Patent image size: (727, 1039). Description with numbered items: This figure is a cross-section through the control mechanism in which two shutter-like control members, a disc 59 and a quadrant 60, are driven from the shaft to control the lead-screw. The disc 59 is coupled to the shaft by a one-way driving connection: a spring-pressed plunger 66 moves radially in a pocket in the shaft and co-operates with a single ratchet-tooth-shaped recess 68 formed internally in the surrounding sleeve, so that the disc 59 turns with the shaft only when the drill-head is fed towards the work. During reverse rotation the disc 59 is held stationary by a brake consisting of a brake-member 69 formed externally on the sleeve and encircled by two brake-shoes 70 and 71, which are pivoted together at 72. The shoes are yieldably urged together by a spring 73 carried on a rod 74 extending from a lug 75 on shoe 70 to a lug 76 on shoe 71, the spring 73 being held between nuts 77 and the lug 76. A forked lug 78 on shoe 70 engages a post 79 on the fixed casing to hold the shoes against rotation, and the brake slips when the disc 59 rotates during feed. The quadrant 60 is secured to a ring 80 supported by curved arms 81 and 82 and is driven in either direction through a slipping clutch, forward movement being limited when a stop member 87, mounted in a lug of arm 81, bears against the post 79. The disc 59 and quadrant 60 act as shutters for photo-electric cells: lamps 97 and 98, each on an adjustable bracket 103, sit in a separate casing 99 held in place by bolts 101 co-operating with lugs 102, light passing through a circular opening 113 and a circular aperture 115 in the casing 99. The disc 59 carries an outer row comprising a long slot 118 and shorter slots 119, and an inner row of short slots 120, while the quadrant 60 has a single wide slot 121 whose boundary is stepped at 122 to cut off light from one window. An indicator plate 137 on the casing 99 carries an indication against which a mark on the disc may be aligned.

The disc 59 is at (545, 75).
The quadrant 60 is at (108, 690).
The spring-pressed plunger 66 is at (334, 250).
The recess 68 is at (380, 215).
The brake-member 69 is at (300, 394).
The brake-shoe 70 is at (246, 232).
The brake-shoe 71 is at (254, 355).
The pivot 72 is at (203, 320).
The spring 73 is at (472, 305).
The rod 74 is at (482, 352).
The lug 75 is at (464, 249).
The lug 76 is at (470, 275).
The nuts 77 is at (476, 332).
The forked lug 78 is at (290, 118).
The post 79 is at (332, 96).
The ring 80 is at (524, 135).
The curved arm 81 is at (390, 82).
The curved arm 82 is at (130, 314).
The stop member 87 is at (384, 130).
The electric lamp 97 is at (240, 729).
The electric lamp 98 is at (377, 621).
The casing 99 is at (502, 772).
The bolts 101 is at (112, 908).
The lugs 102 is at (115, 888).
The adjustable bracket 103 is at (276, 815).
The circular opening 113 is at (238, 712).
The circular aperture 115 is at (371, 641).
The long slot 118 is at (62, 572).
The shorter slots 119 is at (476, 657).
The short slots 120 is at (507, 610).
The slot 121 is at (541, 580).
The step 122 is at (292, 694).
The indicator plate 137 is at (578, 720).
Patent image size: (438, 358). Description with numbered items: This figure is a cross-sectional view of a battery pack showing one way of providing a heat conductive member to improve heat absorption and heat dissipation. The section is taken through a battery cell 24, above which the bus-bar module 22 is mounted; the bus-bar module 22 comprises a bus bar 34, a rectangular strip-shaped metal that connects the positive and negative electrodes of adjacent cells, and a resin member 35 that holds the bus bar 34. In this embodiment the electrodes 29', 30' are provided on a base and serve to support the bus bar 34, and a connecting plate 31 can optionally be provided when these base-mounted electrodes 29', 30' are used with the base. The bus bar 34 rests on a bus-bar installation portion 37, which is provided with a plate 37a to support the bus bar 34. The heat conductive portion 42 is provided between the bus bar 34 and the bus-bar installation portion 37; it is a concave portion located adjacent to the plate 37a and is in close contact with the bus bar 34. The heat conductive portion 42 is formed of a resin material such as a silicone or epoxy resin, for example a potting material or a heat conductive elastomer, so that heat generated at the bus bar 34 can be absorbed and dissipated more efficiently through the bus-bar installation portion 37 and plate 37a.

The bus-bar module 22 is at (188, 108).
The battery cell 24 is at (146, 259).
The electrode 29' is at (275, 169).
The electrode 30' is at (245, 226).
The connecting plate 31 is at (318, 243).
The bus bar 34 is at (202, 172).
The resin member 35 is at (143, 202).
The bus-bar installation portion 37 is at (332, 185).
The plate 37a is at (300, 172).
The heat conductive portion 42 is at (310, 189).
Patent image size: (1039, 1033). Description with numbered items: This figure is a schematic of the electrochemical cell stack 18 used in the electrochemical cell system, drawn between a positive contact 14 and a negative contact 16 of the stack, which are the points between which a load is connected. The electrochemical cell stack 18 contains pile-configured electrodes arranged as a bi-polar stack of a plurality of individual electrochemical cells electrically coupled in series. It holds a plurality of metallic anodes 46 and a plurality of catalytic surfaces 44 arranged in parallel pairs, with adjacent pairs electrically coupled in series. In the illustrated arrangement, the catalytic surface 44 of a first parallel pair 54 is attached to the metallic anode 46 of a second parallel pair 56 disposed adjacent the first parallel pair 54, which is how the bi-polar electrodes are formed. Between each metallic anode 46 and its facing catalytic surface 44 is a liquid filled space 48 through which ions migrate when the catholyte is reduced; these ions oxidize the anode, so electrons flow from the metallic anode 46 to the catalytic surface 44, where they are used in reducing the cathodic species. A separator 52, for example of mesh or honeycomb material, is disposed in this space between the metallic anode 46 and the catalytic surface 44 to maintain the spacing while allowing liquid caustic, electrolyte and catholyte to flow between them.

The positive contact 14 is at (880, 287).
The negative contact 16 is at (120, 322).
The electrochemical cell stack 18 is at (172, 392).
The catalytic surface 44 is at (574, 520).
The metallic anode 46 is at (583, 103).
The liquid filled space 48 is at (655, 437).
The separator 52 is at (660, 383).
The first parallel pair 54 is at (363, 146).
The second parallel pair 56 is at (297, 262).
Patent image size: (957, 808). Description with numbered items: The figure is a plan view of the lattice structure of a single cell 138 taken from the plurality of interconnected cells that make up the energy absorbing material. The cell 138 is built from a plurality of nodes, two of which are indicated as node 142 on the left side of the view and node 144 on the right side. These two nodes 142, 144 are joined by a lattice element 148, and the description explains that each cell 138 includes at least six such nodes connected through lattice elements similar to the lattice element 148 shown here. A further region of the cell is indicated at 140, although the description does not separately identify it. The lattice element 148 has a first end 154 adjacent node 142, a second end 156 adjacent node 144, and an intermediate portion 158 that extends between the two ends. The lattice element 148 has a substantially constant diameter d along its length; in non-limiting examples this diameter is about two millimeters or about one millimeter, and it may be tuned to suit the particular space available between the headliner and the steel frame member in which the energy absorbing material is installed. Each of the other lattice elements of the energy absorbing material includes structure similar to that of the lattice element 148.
────────────────
#### Task directions
Print every line of the material above exactly.

#### Result of this task
Patent image size: (727, 1039). Description with numbered items: This figure is a cross-section through the control mechanism in which two shutter-like control members, a disc 59 and a quadrant 60, are driven from the shaft to control the lead-screw. The disc 59 is coupled to the shaft by a one-way driving connection: a spring-pressed plunger 66 moves radially in a pocket in the shaft and co-operates with a single ratchet-tooth-shaped recess 68 formed internally in the surrounding sleeve, so that the disc 59 turns with the shaft only when the drill-head is fed towards the work. During reverse rotation the disc 59 is held stationary by a brake consisting of a brake-member 69 formed externally on the sleeve and encircled by two brake-shoes 70 and 71, which are pivoted together at 72. The shoes are yieldably urged together by a spring 73 carried on a rod 74 extending from a lug 75 on shoe 70 to a lug 76 on shoe 71, the spring 73 being held between nuts 77 and the lug 76. A forked lug 78 on shoe 70 engages a post 79 on the fixed casing to hold the shoes against rotation, and the brake slips when the disc 59 rotates during feed. The quadrant 60 is secured to a ring 80 supported by curved arms 81 and 82 and is driven in either direction through a slipping clutch, forward movement being limited when a stop member 87, mounted in a lug of arm 81, bears against the post 79. The disc 59 and quadrant 60 act as shutters for photo-electric cells: lamps 97 and 98, each on an adjustable bracket 103, sit in a separate casing 99 held in place by bolts 101 co-operating with lugs 102, light passing through a circular opening 113 and a circular aperture 115 in the casing 99. The disc 59 carries an outer row comprising a long slot 118 and shorter slots 119, and an inner row of short slots 120, while the quadrant 60 has a single wide slot 121 whose boundary is stepped at 122 to cut off light from one window. An indicator plate 137 on the casing 99 carries an indication against which a mark on the disc may be aligned.

The disc 59 is at (545, 75).
The quadrant 60 is at (108, 690).
The spring-pressed plunger 66 is at (334, 250).
The recess 68 is at (380, 215).
The brake-member 69 is at (300, 394).
The brake-shoe 70 is at (246, 232).
The brake-shoe 71 is at (254, 355).
The pivot 72 is at (203, 320).
The spring 73 is at (472, 305).
The rod 74 is at (482, 352).
The lug 75 is at (464, 249).
The lug 76 is at (470, 275).
The nuts 77 is at (476, 332).
The forked lug 78 is at (290, 118).
The post 79 is at (332, 96).
The ring 80 is at (524, 135).
The curved arm 81 is at (390, 82).
The curved arm 82 is at (130, 314).
The stop member 87 is at (384, 130).
The electric lamp 97 is at (240, 729).
The electric lamp 98 is at (377, 621).
The casing 99 is at (502, 772).
The bolts 101 is at (112, 908).
The lugs 102 is at (115, 888).
The adjustable bracket 103 is at (276, 815).
The circular opening 113 is at (238, 712).
The circular aperture 115 is at (371, 641).
The long slot 118 is at (62, 572).
The shorter slots 119 is at (476, 657).
The short slots 120 is at (507, 610).
The slot 121 is at (541, 580).
The step 122 is at (292, 694).
The indicator plate 137 is at (578, 720).
Patent image size: (438, 358). Description with numbered items: This figure is a cross-sectional view of a battery pack showing one way of providing a heat conductive member to improve heat absorption and heat dissipation. The section is taken through a battery cell 24, above which the bus-bar module 22 is mounted; the bus-bar module 22 comprises a bus bar 34, a rectangular strip-shaped metal that connects the positive and negative electrodes of adjacent cells, and a resin member 35 that holds the bus bar 34. In this embodiment the electrodes 29', 30' are provided on a base and serve to support the bus bar 34, and a connecting plate 31 can optionally be provided when these base-mounted electrodes 29', 30' are used with the base. The bus bar 34 rests on a bus-bar installation portion 37, which is provided with a plate 37a to support the bus bar 34. The heat conductive portion 42 is provided between the bus bar 34 and the bus-bar installation portion 37; it is a concave portion located adjacent to the plate 37a and is in close contact with the bus bar 34. The heat conductive portion 42 is formed of a resin material such as a silicone or epoxy resin, for example a potting material or a heat conductive elastomer, so that heat generated at the bus bar 34 can be absorbed and dissipated more efficiently through the bus-bar installation portion 37 and plate 37a.

The bus-bar module 22 is at (188, 108).
The battery cell 24 is at (146, 259).
The electrode 29' is at (275, 169).
The electrode 30' is at (245, 226).
The connecting plate 31 is at (318, 243).
The bus bar 34 is at (202, 172).
The resin member 35 is at (143, 202).
The bus-bar installation portion 37 is at (332, 185).
The plate 37a is at (300, 172).
The heat conductive portion 42 is at (310, 189).
Patent image size: (1039, 1033). Description with numbered items: This figure is a schematic of the electrochemical cell stack 18 used in the electrochemical cell system, drawn between a positive contact 14 and a negative contact 16 of the stack, which are the points between which a load is connected. The electrochemical cell stack 18 contains pile-configured electrodes arranged as a bi-polar stack of a plurality of individual electrochemical cells electrically coupled in series. It holds a plurality of metallic anodes 46 and a plurality of catalytic surfaces 44 arranged in parallel pairs, with adjacent pairs electrically coupled in series. In the illustrated arrangement, the catalytic surface 44 of a first parallel pair 54 is attached to the metallic anode 46 of a second parallel pair 56 disposed adjacent the first parallel pair 54, which is how the bi-polar electrodes are formed. Between each metallic anode 46 and its facing catalytic surface 44 is a liquid filled space 48 through which ions migrate when the catholyte is reduced; these ions oxidize the anode, so electrons flow from the metallic anode 46 to the catalytic surface 44, where they are used in reducing the cathodic species. A separator 52, for example of mesh or honeycomb material, is disposed in this space between the metallic anode 46 and the catalytic surface 44 to maintain the spacing while allowing liquid caustic, electrolyte and catholyte to flow between them.

The positive contact 14 is at (880, 287).
The negative contact 16 is at (120, 322).
The electrochemical cell stack 18 is at (172, 392).
The catalytic surface 44 is at (574, 520).
The metallic anode 46 is at (583, 103).
The liquid filled space 48 is at (655, 437).
The separator 52 is at (660, 383).
The first parallel pair 54 is at (363, 146).
The second parallel pair 56 is at (297, 262).
Patent image size: (957, 808). Description with numbered items: The figure is a plan view of the lattice structure of a single cell 138 taken from the plurality of interconnected cells that make up the energy absorbing material. The cell 138 is built from a plurality of nodes, two of which are indicated as node 142 on the left side of the view and node 144 on the right side. These two nodes 142, 144 are joined by a lattice element 148, and the description explains that each cell 138 includes at least six such nodes connected through lattice elements similar to the lattice element 148 shown here. A further region of the cell is indicated at 140, although the description does not separately identify it. The lattice element 148 has a first end 154 adjacent node 142, a second end 156 adjacent node 144, and an intermediate portion 158 that extends between the two ends. The lattice element 148 has a substantially constant diameter d along its length; in non-limiting examples this diameter is about two millimeters or about one millimeter, and it may be tuned to suit the particular space available between the headliner and the steel frame member in which the energy absorbing material is installed. Each of the other lattice elements of the energy absorbing material includes structure similar to that of the lattice element 148.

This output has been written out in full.